> [YOUR OBJECTIVE]:
Output the material below unchanged, apart from leaving out the pictures.

◇ ◇ ◇ ◇ ◇

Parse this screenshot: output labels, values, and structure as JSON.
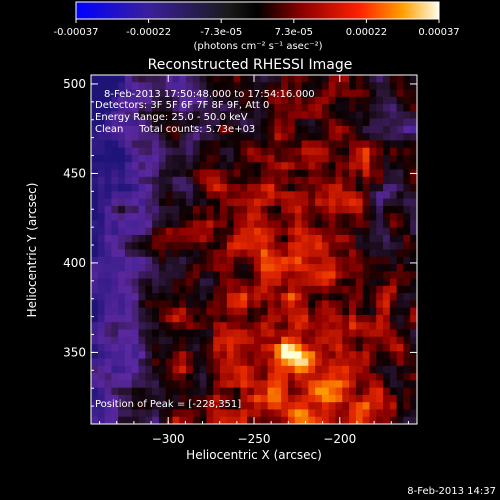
{
  "chart_data": {
    "type": "heatmap",
    "title": "Reconstructed RHESSI Image",
    "xlabel": "Heliocentric X (arcsec)",
    "ylabel": "Heliocentric Y (arcsec)",
    "xlim": [
      -345,
      -155
    ],
    "ylim": [
      310,
      505
    ],
    "xticks": [
      -300,
      -250,
      -200
    ],
    "yticks": [
      350,
      400,
      450,
      500
    ],
    "colorbar": {
      "ticks": [
        "-0.00037",
        "-0.00022",
        "-7.3e-05",
        "7.3e-05",
        "0.00022",
        "0.00037"
      ],
      "range": [
        -0.00037,
        0.00037
      ],
      "units": "(photons cm⁻² s⁻¹ asec⁻²)"
    },
    "annotations": [
      "8-Feb-2013 17:50:48.000 to 17:54:16.000",
      "Detectors: 3F 5F 6F 7F 8F 9F, Att 0",
      "Energy Range: 25.0 - 50.0 keV",
      "Clean     Total counts: 5.73e+03"
    ],
    "peak_label": "Position of Peak = [-228,351]",
    "peak": [
      -228,
      351
    ],
    "footer_date": "8-Feb-2013 14:37",
    "colors": {
      "background": "#000000",
      "text": "#ffffff"
    }
  }
}
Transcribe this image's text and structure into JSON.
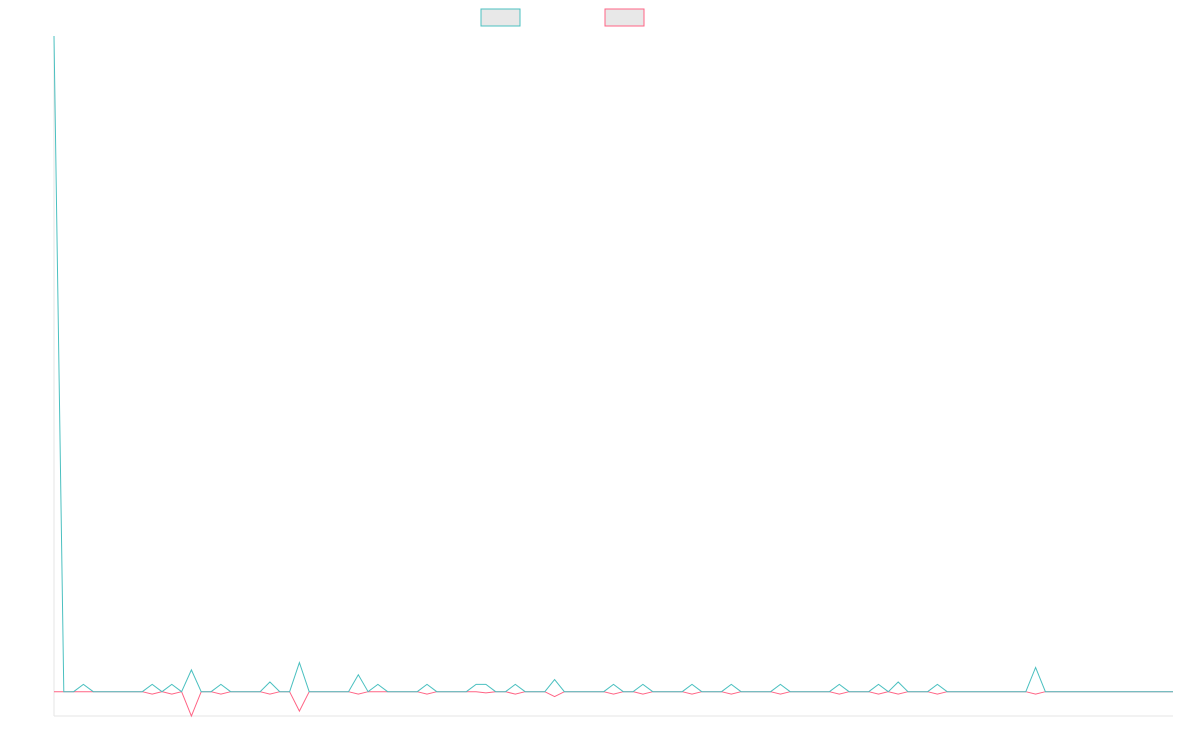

◇ ◇ ◇ ◇ ◇

> [IN RESPONSE]:
Parse this screenshot: output labels, values, and structure as JSON.
{
  "chart_data": {
    "type": "heatmap",
    "title": "Reconstructed RHESSI Image",
    "xlabel": "Heliocentric X (arcsec)",
    "ylabel": "Heliocentric Y (arcsec)",
    "xlim": [
      -345,
      -155
    ],
    "ylim": [
      310,
      505
    ],
    "xticks": [
      -300,
      -250,
      -200
    ],
    "yticks": [
      350,
      400,
      450,
      500
    ],
    "colorbar": {
      "ticks": [
        "-0.00037",
        "-0.00022",
        "-7.3e-05",
        "7.3e-05",
        "0.00022",
        "0.00037"
      ],
      "range": [
        -0.00037,
        0.00037
      ],
      "units": "(photons cm⁻² s⁻¹ asec⁻²)"
    },
    "annotations": [
      "8-Feb-2013 17:50:48.000 to 17:54:16.000",
      "Detectors: 3F 5F 6F 7F 8F 9F, Att 0",
      "Energy Range: 25.0 - 50.0 keV",
      "Clean     Total counts: 5.73e+03"
    ],
    "peak_label": "Position of Peak = [-228,351]",
    "peak": [
      -228,
      351
    ],
    "footer_date": "8-Feb-2013 14:37",
    "colors": {
      "background": "#000000",
      "text": "#ffffff"
    }
  }
}
Transcribe this image's text and structure into JSON.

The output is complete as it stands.